What you should do
Each line of the material below that holds the word "бумажно" needs to be copied.

Supplied data

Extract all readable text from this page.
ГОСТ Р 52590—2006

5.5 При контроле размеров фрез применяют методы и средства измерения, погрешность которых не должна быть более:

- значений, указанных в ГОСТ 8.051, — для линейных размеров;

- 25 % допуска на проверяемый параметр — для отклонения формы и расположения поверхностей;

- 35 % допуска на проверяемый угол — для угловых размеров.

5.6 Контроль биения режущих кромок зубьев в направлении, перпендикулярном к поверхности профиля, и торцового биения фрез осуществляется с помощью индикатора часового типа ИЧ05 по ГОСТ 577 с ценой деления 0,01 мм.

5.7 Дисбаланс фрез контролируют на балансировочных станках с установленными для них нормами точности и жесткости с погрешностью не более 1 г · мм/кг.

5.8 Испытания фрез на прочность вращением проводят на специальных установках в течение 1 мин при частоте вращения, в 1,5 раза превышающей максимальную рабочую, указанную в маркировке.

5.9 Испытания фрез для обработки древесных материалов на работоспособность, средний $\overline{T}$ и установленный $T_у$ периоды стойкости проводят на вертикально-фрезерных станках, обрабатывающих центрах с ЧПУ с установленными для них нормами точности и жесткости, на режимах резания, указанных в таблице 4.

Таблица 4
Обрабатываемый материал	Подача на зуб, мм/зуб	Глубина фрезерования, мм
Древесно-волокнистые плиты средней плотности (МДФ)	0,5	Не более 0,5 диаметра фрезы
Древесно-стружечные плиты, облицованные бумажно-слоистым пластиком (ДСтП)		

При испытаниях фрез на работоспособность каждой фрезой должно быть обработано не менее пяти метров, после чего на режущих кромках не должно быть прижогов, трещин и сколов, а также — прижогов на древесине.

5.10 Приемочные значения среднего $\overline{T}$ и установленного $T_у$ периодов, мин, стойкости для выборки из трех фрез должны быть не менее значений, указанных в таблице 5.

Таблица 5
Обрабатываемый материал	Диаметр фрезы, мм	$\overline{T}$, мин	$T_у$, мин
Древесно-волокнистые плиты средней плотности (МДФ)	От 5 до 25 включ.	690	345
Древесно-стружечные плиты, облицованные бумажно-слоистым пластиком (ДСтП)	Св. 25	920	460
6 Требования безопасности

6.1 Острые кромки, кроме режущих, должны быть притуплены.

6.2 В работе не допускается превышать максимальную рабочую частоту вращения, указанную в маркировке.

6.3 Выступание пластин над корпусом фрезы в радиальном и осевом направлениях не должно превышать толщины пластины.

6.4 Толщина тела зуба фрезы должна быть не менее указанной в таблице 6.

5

Reply to the exercise
Древесно-стружечные плиты, облицованные бумажно-слоистым пластиком (ДСтП)		
Древесно-стружечные плиты, облицованные бумажно-слоистым пластиком (ДСтП)	Св. 25	920	460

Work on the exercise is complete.